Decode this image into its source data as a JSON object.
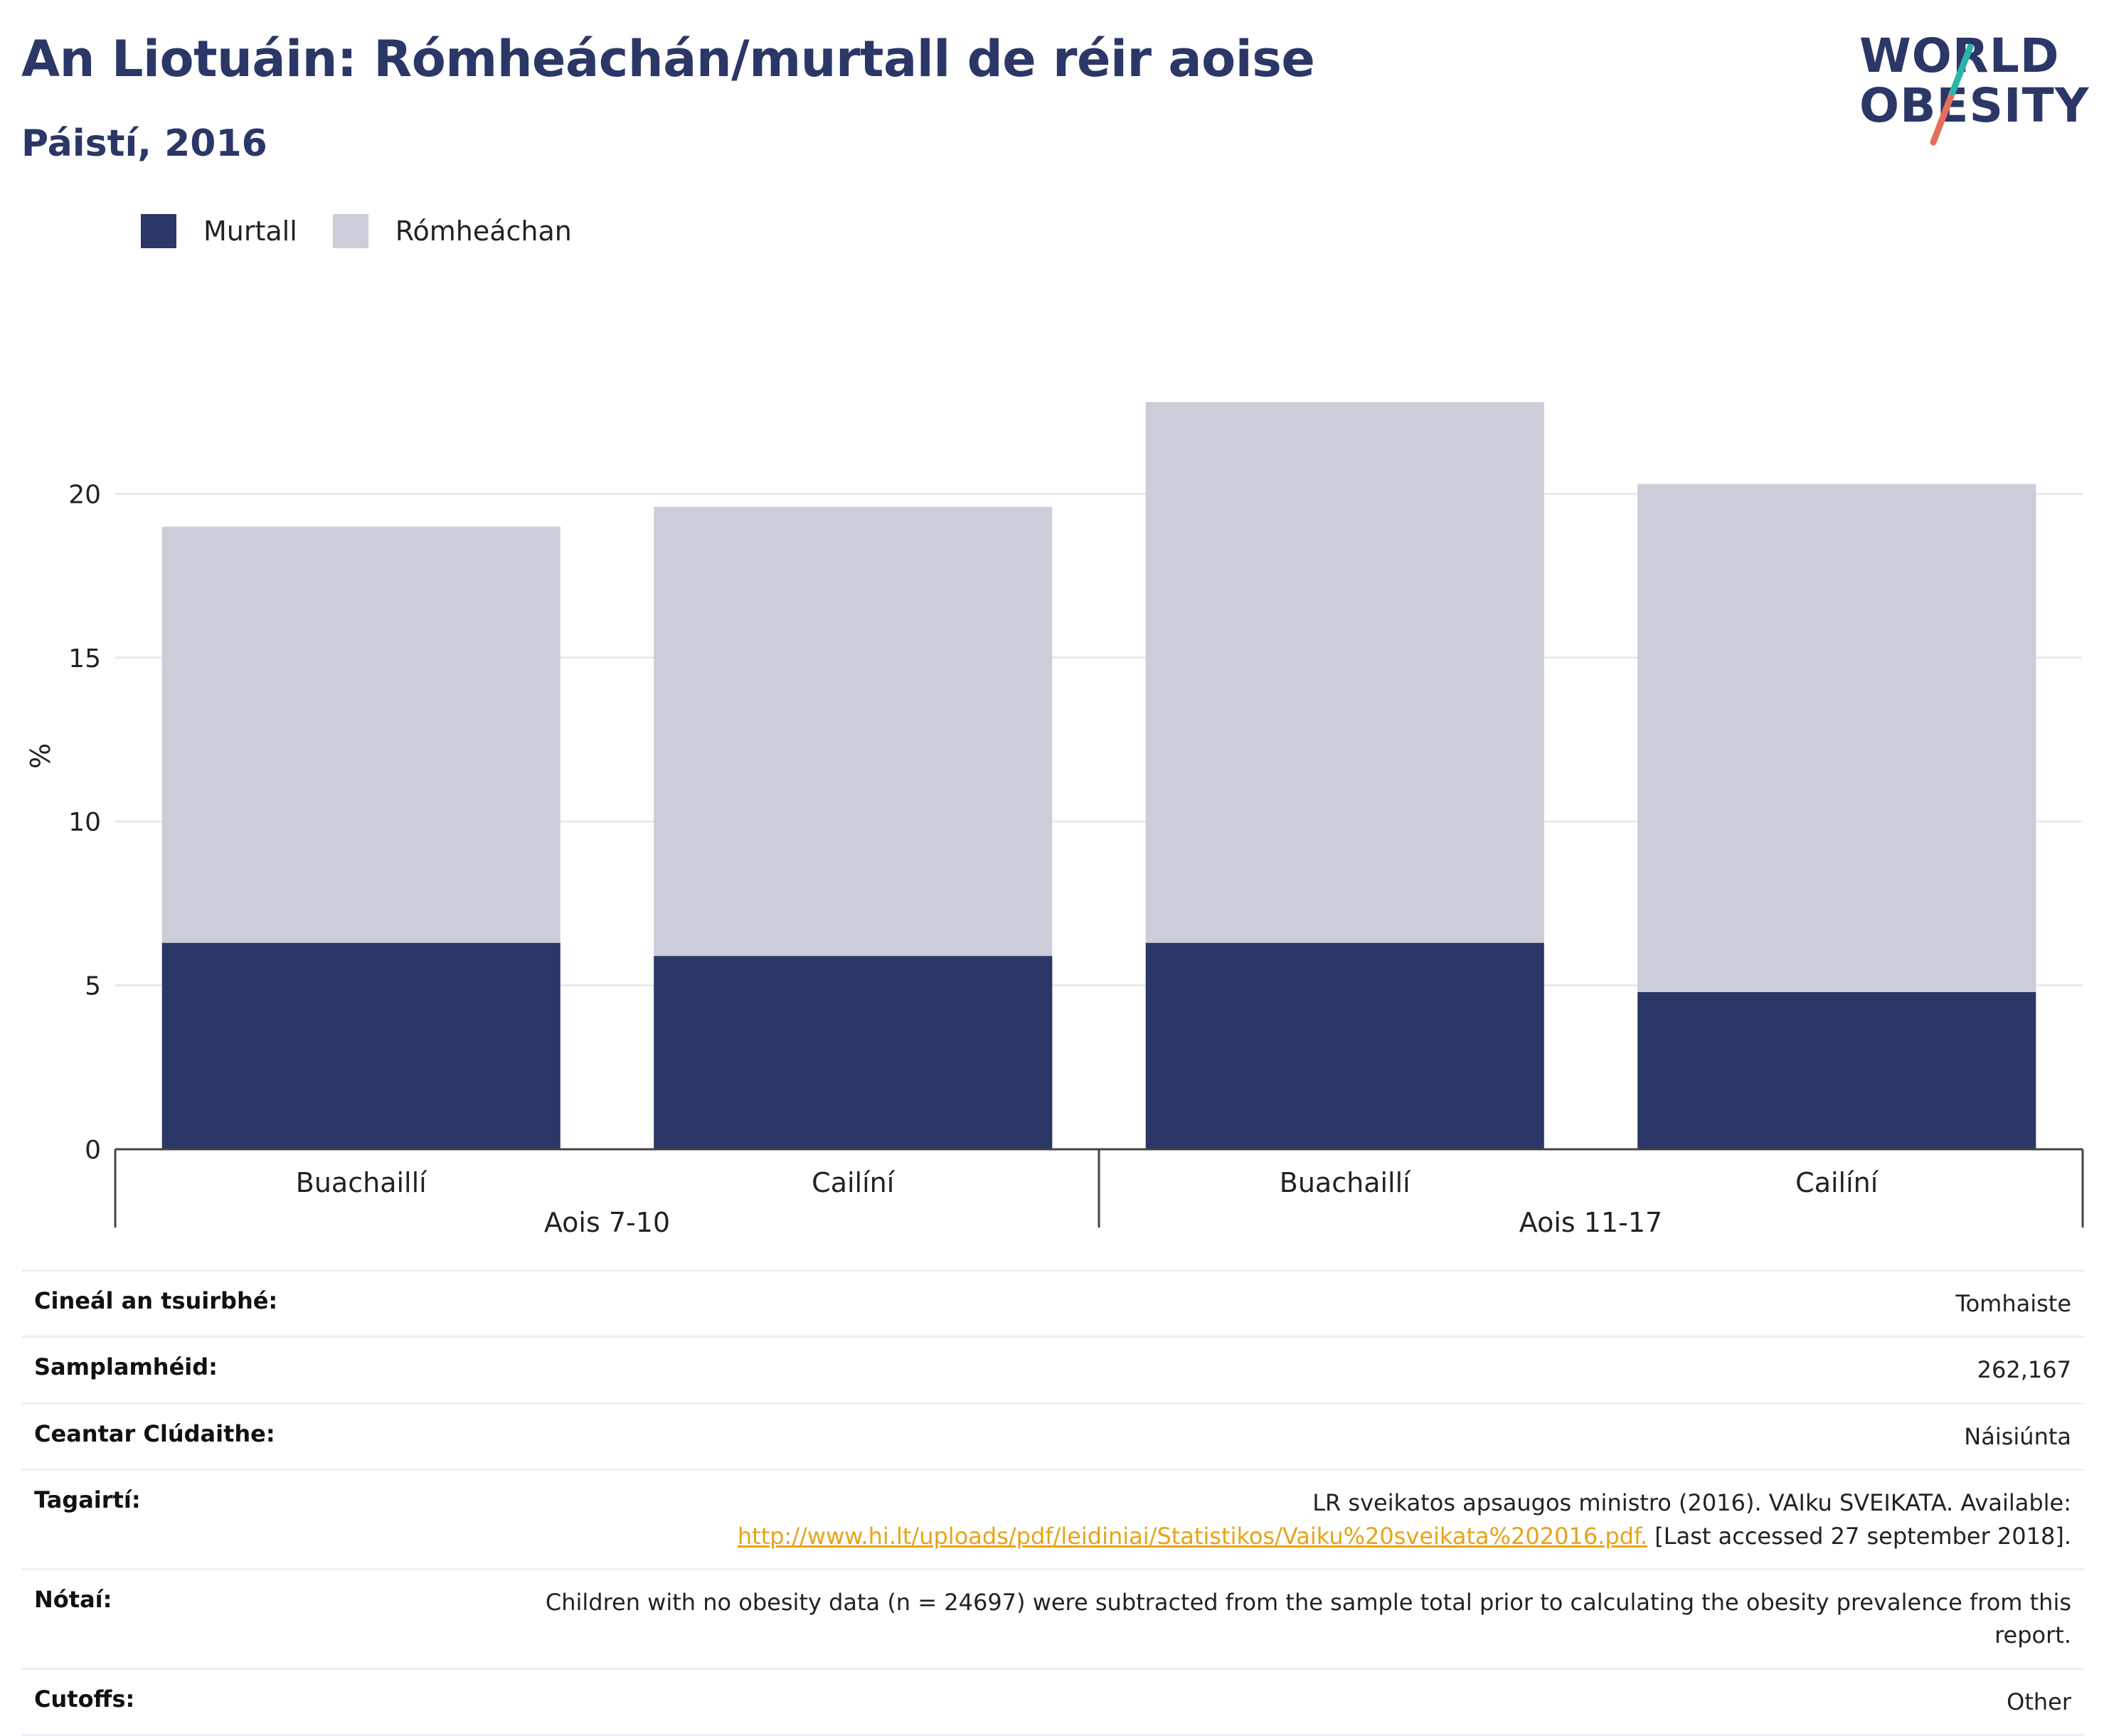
{
  "header": {
    "title": "An Liotuáin: Rómheáchán/murtall de réir aoise",
    "subtitle": "Páistí, 2016"
  },
  "logo": {
    "line1": "WORLD",
    "line2": "OBESITY",
    "accent_teal": "#2ab5a8",
    "accent_coral": "#e4705c"
  },
  "legend": {
    "items": [
      {
        "label": "Murtall",
        "color": "#2b3766"
      },
      {
        "label": "Rómheáchan",
        "color": "#cbcdd8"
      }
    ]
  },
  "chart_data": {
    "type": "bar",
    "stacked": true,
    "ylabel": "%",
    "ylim": [
      0,
      24
    ],
    "yticks": [
      0,
      5,
      10,
      15,
      20
    ],
    "grid": true,
    "legend_position": "top-left",
    "categories": [
      "Buachaillí",
      "Cailíní",
      "Buachaillí",
      "Cailíní"
    ],
    "groups": [
      {
        "label": "Aois 7-10",
        "members": [
          0,
          1
        ]
      },
      {
        "label": "Aois 11-17",
        "members": [
          2,
          3
        ]
      }
    ],
    "series": [
      {
        "name": "Murtall",
        "color": "#2b3766",
        "values": [
          6.3,
          5.9,
          6.3,
          4.8
        ]
      },
      {
        "name": "Rómheáchan",
        "color": "#cbcdd8",
        "values": [
          12.7,
          13.7,
          16.5,
          15.5
        ]
      }
    ]
  },
  "info": {
    "rows": [
      {
        "label": "Cineál an tsuirbhé:",
        "value": "Tomhaiste"
      },
      {
        "label": "Samplamhéid:",
        "value": "262,167"
      },
      {
        "label": "Ceantar Clúdaithe:",
        "value": "Náisiúnta"
      },
      {
        "label": "Tagairtí:",
        "value_line1": "LR sveikatos apsaugos ministro (2016). VAIku SVEIKATA. Available:",
        "link": "http://www.hi.lt/uploads/pdf/leidiniai/Statistikos/Vaiku%20sveikata%202016.pdf.",
        "value_line2_tail": " [Last accessed 27 september 2018]."
      },
      {
        "label": "Nótaí:",
        "value_line1": "Children with no obesity data (n = 24697) were subtracted from the sample total prior to calculating the obesity prevalence from this",
        "value_line2": "report."
      },
      {
        "label": "Cutoffs:",
        "value": "Other"
      }
    ]
  }
}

DIRECTIONS FOR THIS TASK =
Transcribe every entry word for word, but skip the pictures.

EXERCISE OUTPUT =
Decode this image into its source data as a JSON object.
{
  "header": {
    "title": "An Liotuáin: Rómheáchán/murtall de réir aoise",
    "subtitle": "Páistí, 2016"
  },
  "logo": {
    "line1": "WORLD",
    "line2": "OBESITY",
    "accent_teal": "#2ab5a8",
    "accent_coral": "#e4705c"
  },
  "legend": {
    "items": [
      {
        "label": "Murtall",
        "color": "#2b3766"
      },
      {
        "label": "Rómheáchan",
        "color": "#cbcdd8"
      }
    ]
  },
  "chart_data": {
    "type": "bar",
    "stacked": true,
    "ylabel": "%",
    "ylim": [
      0,
      24
    ],
    "yticks": [
      0,
      5,
      10,
      15,
      20
    ],
    "grid": true,
    "legend_position": "top-left",
    "categories": [
      "Buachaillí",
      "Cailíní",
      "Buachaillí",
      "Cailíní"
    ],
    "groups": [
      {
        "label": "Aois 7-10",
        "members": [
          0,
          1
        ]
      },
      {
        "label": "Aois 11-17",
        "members": [
          2,
          3
        ]
      }
    ],
    "series": [
      {
        "name": "Murtall",
        "color": "#2b3766",
        "values": [
          6.3,
          5.9,
          6.3,
          4.8
        ]
      },
      {
        "name": "Rómheáchan",
        "color": "#cbcdd8",
        "values": [
          12.7,
          13.7,
          16.5,
          15.5
        ]
      }
    ]
  },
  "info": {
    "rows": [
      {
        "label": "Cineál an tsuirbhé:",
        "value": "Tomhaiste"
      },
      {
        "label": "Samplamhéid:",
        "value": "262,167"
      },
      {
        "label": "Ceantar Clúdaithe:",
        "value": "Náisiúnta"
      },
      {
        "label": "Tagairtí:",
        "value_line1": "LR sveikatos apsaugos ministro (2016). VAIku SVEIKATA. Available:",
        "link": "http://www.hi.lt/uploads/pdf/leidiniai/Statistikos/Vaiku%20sveikata%202016.pdf.",
        "value_line2_tail": " [Last accessed 27 september 2018]."
      },
      {
        "label": "Nótaí:",
        "value_line1": "Children with no obesity data (n = 24697) were subtracted from the sample total prior to calculating the obesity prevalence from this",
        "value_line2": "report."
      },
      {
        "label": "Cutoffs:",
        "value": "Other"
      }
    ]
  }
}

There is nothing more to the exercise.